What to work on ->
Copy all the material that follows, keeping every character the same.

Exercise data ->
:::
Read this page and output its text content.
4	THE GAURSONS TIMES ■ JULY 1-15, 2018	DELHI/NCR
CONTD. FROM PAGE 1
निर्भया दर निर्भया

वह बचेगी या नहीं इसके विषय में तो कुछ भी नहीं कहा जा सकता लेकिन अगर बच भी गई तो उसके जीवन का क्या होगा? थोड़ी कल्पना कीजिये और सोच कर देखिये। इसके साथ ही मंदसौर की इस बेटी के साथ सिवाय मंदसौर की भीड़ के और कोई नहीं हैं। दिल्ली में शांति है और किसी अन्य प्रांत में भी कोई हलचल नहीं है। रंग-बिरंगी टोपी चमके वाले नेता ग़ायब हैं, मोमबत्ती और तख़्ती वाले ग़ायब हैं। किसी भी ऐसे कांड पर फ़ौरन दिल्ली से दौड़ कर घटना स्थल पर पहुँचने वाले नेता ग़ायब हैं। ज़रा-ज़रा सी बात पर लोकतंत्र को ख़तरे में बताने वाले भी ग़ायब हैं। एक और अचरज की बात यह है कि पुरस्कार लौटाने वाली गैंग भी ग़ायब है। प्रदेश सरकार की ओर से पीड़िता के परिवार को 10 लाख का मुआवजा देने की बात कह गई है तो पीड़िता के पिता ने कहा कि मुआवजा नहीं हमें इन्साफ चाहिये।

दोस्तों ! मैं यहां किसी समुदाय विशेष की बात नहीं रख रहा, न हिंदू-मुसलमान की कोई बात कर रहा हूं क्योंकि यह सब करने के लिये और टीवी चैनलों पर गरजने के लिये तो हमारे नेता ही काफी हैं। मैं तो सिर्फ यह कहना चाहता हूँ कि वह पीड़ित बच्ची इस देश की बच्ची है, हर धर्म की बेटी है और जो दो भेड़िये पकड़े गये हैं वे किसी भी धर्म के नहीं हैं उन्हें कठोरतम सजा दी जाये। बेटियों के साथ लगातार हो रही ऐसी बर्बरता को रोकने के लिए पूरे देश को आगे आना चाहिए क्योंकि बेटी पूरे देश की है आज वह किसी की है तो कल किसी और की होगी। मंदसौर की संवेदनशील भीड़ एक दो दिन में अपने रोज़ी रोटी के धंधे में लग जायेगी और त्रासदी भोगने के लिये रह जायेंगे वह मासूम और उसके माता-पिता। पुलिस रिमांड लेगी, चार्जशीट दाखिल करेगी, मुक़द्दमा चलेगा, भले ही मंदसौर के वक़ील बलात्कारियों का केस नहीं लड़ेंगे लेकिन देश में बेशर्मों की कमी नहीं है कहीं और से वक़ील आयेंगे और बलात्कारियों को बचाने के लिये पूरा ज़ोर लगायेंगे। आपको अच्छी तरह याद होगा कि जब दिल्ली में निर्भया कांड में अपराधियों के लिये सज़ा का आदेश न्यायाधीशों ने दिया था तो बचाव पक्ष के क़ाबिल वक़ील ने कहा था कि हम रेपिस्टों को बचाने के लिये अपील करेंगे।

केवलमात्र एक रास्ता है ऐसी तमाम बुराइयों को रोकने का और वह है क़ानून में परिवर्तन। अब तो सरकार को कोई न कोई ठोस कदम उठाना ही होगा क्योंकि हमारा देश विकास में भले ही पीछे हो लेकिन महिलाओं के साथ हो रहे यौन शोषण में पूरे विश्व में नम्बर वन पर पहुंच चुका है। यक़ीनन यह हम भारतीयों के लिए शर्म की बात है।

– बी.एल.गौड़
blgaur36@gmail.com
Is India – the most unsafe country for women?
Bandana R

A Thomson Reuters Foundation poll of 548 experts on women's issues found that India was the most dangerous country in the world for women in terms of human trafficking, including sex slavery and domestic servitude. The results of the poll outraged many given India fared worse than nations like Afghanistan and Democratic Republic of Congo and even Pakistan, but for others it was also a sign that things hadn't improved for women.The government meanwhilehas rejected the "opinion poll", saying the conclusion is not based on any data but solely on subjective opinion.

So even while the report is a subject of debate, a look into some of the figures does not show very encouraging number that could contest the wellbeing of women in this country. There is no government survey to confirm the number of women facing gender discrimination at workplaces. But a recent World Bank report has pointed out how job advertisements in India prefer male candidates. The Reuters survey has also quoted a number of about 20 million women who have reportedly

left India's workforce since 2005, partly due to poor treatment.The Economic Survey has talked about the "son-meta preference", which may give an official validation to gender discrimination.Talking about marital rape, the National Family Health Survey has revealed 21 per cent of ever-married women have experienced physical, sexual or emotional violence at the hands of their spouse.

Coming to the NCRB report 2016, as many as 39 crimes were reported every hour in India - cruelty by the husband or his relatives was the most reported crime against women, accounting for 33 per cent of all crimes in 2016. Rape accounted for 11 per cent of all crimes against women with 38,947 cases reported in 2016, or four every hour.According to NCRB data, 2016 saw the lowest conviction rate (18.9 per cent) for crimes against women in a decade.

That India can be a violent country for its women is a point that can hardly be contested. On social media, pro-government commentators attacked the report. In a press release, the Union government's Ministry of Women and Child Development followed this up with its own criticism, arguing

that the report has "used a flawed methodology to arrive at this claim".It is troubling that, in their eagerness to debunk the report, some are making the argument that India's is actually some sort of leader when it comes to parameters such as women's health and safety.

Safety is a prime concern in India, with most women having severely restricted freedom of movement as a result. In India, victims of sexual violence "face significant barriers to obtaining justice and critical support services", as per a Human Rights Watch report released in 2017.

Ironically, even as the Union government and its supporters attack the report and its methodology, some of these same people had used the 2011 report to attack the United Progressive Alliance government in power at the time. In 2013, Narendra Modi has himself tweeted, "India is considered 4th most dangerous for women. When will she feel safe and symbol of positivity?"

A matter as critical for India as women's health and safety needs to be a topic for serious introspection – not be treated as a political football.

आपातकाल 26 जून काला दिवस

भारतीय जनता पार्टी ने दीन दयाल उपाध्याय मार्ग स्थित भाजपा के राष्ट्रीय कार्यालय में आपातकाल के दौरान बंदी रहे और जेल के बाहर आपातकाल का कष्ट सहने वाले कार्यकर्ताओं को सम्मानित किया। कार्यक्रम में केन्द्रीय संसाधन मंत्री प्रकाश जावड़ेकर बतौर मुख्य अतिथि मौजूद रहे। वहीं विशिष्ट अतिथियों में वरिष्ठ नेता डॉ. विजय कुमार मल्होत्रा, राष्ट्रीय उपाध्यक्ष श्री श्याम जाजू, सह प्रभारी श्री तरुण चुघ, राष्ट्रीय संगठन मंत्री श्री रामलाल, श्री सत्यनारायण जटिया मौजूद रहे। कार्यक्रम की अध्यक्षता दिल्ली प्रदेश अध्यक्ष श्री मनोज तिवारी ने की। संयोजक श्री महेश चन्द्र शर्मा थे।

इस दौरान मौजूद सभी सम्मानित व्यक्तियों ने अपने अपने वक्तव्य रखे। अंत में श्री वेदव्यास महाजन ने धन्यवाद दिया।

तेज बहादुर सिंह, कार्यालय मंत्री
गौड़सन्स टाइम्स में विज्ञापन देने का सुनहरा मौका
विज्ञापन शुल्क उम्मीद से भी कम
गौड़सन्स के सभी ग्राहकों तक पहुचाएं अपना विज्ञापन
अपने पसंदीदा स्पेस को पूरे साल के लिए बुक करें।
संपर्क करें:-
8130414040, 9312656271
:::
Worked solution ->
Read this page and output its text content.
4	THE GAURSONS TIMES ■ JULY 1-15, 2018	DELHI/NCR
CONTD. FROM PAGE 1
निर्भया दर निर्भया

वह बचेगी या नहीं इसके विषय में तो कुछ भी नहीं कहा जा सकता लेकिन अगर बच भी गई तो उसके जीवन का क्या होगा? थोड़ी कल्पना कीजिये और सोच कर देखिये। इसके साथ ही मंदसौर की इस बेटी के साथ सिवाय मंदसौर की भीड़ के और कोई नहीं हैं। दिल्ली में शांति है और किसी अन्य प्रांत में भी कोई हलचल नहीं है। रंग-बिरंगी टोपी चमके वाले नेता ग़ायब हैं, मोमबत्ती और तख़्ती वाले ग़ायब हैं। किसी भी ऐसे कांड पर फ़ौरन दिल्ली से दौड़ कर घटना स्थल पर पहुँचने वाले नेता ग़ायब हैं। ज़रा-ज़रा सी बात पर लोकतंत्र को ख़तरे में बताने वाले भी ग़ायब हैं। एक और अचरज की बात यह है कि पुरस्कार लौटाने वाली गैंग भी ग़ायब है। प्रदेश सरकार की ओर से पीड़िता के परिवार को 10 लाख का मुआवजा देने की बात कह गई है तो पीड़िता के पिता ने कहा कि मुआवजा नहीं हमें इन्साफ चाहिये।

दोस्तों ! मैं यहां किसी समुदाय विशेष की बात नहीं रख रहा, न हिंदू-मुसलमान की कोई बात कर रहा हूं क्योंकि यह सब करने के लिये और टीवी चैनलों पर गरजने के लिये तो हमारे नेता ही काफी हैं। मैं तो सिर्फ यह कहना चाहता हूँ कि वह पीड़ित बच्ची इस देश की बच्ची है, हर धर्म की बेटी है और जो दो भेड़िये पकड़े गये हैं वे किसी भी धर्म के नहीं हैं उन्हें कठोरतम सजा दी जाये। बेटियों के साथ लगातार हो रही ऐसी बर्बरता को रोकने के लिए पूरे देश को आगे आना चाहिए क्योंकि बेटी पूरे देश की है आज वह किसी की है तो कल किसी और की होगी। मंदसौर की संवेदनशील भीड़ एक दो दिन में अपने रोज़ी रोटी के धंधे में लग जायेगी और त्रासदी भोगने के लिये रह जायेंगे वह मासूम और उसके माता-पिता। पुलिस रिमांड लेगी, चार्जशीट दाखिल करेगी, मुक़द्दमा चलेगा, भले ही मंदसौर के वक़ील बलात्कारियों का केस नहीं लड़ेंगे लेकिन देश में बेशर्मों की कमी नहीं है कहीं और से वक़ील आयेंगे और बलात्कारियों को बचाने के लिये पूरा ज़ोर लगायेंगे। आपको अच्छी तरह याद होगा कि जब दिल्ली में निर्भया कांड में अपराधियों के लिये सज़ा का आदेश न्यायाधीशों ने दिया था तो बचाव पक्ष के क़ाबिल वक़ील ने कहा था कि हम रेपिस्टों को बचाने के लिये अपील करेंगे।

केवलमात्र एक रास्ता है ऐसी तमाम बुराइयों को रोकने का और वह है क़ानून में परिवर्तन। अब तो सरकार को कोई न कोई ठोस कदम उठाना ही होगा क्योंकि हमारा देश विकास में भले ही पीछे हो लेकिन महिलाओं के साथ हो रहे यौन शोषण में पूरे विश्व में नम्बर वन पर पहुंच चुका है। यक़ीनन यह हम भारतीयों के लिए शर्म की बात है।

– बी.एल.गौड़
blgaur36@gmail.com
Is India – the most unsafe country for women?
Bandana R

A Thomson Reuters Foundation poll of 548 experts on women's issues found that India was the most dangerous country in the world for women in terms of human trafficking, including sex slavery and domestic servitude. The results of the poll outraged many given India fared worse than nations like Afghanistan and Democratic Republic of Congo and even Pakistan, but for others it was also a sign that things hadn't improved for women.The government meanwhilehas rejected the "opinion poll", saying the conclusion is not based on any data but solely on subjective opinion.

So even while the report is a subject of debate, a look into some of the figures does not show very encouraging number that could contest the wellbeing of women in this country. There is no government survey to confirm the number of women facing gender discrimination at workplaces. But a recent World Bank report has pointed out how job advertisements in India prefer male candidates. The Reuters survey has also quoted a number of about 20 million women who have reportedly

left India's workforce since 2005, partly due to poor treatment.The Economic Survey has talked about the "son-meta preference", which may give an official validation to gender discrimination.Talking about marital rape, the National Family Health Survey has revealed 21 per cent of ever-married women have experienced physical, sexual or emotional violence at the hands of their spouse.

Coming to the NCRB report 2016, as many as 39 crimes were reported every hour in India - cruelty by the husband or his relatives was the most reported crime against women, accounting for 33 per cent of all crimes in 2016. Rape accounted for 11 per cent of all crimes against women with 38,947 cases reported in 2016, or four every hour.According to NCRB data, 2016 saw the lowest conviction rate (18.9 per cent) for crimes against women in a decade.

That India can be a violent country for its women is a point that can hardly be contested. On social media, pro-government commentators attacked the report. In a press release, the Union government's Ministry of Women and Child Development followed this up with its own criticism, arguing

that the report has "used a flawed methodology to arrive at this claim".It is troubling that, in their eagerness to debunk the report, some are making the argument that India's is actually some sort of leader when it comes to parameters such as women's health and safety.

Safety is a prime concern in India, with most women having severely restricted freedom of movement as a result. In India, victims of sexual violence "face significant barriers to obtaining justice and critical support services", as per a Human Rights Watch report released in 2017.

Ironically, even as the Union government and its supporters attack the report and its methodology, some of these same people had used the 2011 report to attack the United Progressive Alliance government in power at the time. In 2013, Narendra Modi has himself tweeted, "India is considered 4th most dangerous for women. When will she feel safe and symbol of positivity?"

A matter as critical for India as women's health and safety needs to be a topic for serious introspection – not be treated as a political football.

आपातकाल 26 जून काला दिवस

भारतीय जनता पार्टी ने दीन दयाल उपाध्याय मार्ग स्थित भाजपा के राष्ट्रीय कार्यालय में आपातकाल के दौरान बंदी रहे और जेल के बाहर आपातकाल का कष्ट सहने वाले कार्यकर्ताओं को सम्मानित किया। कार्यक्रम में केन्द्रीय संसाधन मंत्री प्रकाश जावड़ेकर बतौर मुख्य अतिथि मौजूद रहे। वहीं विशिष्ट अतिथियों में वरिष्ठ नेता डॉ. विजय कुमार मल्होत्रा, राष्ट्रीय उपाध्यक्ष श्री श्याम जाजू, सह प्रभारी श्री तरुण चुघ, राष्ट्रीय संगठन मंत्री श्री रामलाल, श्री सत्यनारायण जटिया मौजूद रहे। कार्यक्रम की अध्यक्षता दिल्ली प्रदेश अध्यक्ष श्री मनोज तिवारी ने की। संयोजक श्री महेश चन्द्र शर्मा थे।

इस दौरान मौजूद सभी सम्मानित व्यक्तियों ने अपने अपने वक्तव्य रखे। अंत में श्री वेदव्यास महाजन ने धन्यवाद दिया।

तेज बहादुर सिंह, कार्यालय मंत्री
गौड़सन्स टाइम्स में विज्ञापन देने का सुनहरा मौका
विज्ञापन शुल्क उम्मीद से भी कम
गौड़सन्स के सभी ग्राहकों तक पहुचाएं अपना विज्ञापन
अपने पसंदीदा स्पेस को पूरे साल के लिए बुक करें।
संपर्क करें:-
8130414040, 9312656271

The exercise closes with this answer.